From the entries below, copy every line where the string "JSON" appears.

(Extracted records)
━━━━

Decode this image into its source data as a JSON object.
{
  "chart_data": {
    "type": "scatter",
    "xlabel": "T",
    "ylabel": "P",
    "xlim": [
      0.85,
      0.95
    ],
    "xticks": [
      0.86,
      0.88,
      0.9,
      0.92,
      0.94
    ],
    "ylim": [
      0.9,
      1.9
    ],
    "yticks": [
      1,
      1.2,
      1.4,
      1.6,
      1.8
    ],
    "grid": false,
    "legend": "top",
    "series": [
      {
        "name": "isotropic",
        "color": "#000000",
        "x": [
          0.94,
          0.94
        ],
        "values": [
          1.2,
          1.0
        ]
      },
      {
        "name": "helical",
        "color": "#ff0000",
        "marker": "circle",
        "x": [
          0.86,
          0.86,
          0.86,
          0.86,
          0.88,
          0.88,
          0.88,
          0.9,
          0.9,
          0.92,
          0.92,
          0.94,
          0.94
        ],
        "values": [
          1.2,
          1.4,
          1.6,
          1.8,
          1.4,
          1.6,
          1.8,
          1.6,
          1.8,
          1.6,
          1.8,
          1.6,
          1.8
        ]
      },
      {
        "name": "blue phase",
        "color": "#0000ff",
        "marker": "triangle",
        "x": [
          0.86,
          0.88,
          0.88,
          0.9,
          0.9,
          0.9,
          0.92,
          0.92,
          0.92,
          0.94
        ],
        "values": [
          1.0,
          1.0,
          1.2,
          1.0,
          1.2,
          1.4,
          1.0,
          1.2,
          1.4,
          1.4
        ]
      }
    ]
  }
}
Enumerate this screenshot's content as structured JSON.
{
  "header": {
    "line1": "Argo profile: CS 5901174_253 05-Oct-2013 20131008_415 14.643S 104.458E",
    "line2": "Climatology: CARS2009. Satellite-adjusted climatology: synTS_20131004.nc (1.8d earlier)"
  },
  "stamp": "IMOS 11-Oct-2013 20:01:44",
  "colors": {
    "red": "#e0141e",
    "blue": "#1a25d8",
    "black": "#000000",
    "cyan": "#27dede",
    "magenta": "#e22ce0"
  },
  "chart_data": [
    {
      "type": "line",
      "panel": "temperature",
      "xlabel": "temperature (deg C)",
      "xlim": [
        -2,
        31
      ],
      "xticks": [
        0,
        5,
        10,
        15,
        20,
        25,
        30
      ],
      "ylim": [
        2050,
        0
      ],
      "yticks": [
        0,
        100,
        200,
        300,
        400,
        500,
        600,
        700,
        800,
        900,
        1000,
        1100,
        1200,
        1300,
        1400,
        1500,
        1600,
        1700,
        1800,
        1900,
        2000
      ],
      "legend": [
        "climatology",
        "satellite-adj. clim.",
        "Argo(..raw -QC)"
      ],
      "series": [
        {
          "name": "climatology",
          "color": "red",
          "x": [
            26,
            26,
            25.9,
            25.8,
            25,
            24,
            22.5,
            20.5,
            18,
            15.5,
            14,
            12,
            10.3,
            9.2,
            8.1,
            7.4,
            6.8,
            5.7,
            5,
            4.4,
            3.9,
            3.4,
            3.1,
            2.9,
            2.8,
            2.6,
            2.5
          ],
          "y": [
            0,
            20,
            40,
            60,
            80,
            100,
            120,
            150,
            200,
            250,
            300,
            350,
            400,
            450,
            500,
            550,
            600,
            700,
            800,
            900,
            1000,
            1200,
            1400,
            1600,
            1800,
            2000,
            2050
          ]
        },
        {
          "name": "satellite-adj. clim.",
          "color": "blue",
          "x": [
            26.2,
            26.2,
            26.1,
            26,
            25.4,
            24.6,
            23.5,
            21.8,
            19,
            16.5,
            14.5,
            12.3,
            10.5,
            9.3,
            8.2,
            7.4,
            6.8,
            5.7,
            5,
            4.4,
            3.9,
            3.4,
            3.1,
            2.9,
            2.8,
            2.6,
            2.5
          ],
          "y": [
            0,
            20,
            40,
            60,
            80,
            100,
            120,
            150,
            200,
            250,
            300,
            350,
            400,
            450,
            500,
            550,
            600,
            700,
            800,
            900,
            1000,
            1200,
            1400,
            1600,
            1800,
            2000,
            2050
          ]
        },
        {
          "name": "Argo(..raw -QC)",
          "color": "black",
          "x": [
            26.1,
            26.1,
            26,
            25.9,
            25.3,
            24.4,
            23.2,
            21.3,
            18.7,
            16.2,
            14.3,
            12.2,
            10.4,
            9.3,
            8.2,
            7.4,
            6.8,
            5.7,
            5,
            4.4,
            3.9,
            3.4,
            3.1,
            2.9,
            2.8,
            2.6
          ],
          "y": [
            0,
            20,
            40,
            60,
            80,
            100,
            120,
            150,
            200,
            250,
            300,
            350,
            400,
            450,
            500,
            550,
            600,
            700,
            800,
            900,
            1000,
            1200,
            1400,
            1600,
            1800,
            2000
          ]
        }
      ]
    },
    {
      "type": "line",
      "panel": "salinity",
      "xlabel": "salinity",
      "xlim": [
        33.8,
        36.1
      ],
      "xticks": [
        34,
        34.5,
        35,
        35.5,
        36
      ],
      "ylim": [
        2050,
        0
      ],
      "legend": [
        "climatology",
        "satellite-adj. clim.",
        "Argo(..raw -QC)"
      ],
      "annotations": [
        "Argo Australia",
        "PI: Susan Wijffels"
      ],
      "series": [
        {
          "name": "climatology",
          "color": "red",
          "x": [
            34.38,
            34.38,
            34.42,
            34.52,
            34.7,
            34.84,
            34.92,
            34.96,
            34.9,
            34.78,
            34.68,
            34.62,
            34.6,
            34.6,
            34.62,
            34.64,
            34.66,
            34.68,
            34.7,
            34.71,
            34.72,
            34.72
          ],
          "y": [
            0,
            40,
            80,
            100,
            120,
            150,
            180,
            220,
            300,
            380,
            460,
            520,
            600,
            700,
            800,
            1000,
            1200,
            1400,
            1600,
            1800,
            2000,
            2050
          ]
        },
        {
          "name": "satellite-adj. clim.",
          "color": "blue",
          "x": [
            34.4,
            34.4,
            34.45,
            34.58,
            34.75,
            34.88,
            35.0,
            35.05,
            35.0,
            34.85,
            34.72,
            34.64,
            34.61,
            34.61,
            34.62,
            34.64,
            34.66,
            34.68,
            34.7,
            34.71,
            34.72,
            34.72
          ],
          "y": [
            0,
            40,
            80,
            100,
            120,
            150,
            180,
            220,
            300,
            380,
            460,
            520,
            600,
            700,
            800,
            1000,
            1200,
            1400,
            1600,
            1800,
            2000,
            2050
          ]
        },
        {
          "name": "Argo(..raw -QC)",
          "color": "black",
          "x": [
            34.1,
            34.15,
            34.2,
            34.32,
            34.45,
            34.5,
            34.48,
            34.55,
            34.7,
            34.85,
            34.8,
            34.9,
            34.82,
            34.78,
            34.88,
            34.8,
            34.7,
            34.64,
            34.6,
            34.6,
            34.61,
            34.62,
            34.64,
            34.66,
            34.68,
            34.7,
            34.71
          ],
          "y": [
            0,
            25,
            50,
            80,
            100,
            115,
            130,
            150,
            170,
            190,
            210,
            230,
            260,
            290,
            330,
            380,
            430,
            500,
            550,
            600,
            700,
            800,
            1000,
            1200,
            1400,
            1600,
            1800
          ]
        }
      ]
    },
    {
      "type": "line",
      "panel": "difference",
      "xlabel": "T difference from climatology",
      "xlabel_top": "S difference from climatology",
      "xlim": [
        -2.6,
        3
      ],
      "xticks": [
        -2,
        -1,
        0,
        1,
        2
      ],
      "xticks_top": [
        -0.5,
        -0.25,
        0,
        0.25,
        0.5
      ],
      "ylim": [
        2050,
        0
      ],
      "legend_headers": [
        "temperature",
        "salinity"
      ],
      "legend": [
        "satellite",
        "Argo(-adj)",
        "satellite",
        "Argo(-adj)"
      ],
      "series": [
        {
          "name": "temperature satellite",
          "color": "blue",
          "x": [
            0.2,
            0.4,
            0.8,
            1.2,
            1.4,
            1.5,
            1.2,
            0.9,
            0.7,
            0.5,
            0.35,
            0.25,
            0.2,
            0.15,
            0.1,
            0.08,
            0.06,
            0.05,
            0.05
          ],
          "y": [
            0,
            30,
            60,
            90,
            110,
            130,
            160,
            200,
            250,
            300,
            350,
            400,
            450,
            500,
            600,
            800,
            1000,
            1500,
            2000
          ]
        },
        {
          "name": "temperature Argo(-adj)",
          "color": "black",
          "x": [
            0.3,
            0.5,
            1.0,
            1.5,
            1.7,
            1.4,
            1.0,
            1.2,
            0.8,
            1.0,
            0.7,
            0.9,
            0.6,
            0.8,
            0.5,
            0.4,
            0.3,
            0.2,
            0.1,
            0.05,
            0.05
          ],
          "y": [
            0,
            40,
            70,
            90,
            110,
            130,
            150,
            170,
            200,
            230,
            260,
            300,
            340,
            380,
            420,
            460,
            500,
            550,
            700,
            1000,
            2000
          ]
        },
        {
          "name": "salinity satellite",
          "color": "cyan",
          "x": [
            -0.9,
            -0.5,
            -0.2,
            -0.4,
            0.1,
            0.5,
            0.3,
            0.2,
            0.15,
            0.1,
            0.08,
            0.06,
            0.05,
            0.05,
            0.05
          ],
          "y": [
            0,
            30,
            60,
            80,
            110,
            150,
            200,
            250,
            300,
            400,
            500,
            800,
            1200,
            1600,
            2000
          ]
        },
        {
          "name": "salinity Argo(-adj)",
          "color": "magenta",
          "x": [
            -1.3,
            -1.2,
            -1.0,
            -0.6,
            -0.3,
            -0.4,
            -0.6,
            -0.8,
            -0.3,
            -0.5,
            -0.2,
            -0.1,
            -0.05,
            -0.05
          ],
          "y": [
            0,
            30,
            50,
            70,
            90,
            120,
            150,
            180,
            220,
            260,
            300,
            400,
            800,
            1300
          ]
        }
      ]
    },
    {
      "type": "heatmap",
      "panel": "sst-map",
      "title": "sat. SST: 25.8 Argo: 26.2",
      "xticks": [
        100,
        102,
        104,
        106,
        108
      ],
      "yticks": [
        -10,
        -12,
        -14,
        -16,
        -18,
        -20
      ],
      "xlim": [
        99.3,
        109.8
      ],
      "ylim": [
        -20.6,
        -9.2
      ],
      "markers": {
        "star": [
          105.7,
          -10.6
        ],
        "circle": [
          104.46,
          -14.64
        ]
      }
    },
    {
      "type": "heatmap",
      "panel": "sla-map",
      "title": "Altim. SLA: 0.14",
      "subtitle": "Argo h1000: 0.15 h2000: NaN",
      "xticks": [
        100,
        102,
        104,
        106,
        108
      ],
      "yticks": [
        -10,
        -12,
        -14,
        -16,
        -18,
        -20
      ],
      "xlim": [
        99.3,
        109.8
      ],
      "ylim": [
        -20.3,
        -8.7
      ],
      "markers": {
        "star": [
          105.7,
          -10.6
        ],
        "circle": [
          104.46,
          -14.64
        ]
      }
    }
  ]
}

━━━━

→ **Written answer**
Decode this image into its source data as a JSON object.
Enumerate this screenshot's content as structured JSON.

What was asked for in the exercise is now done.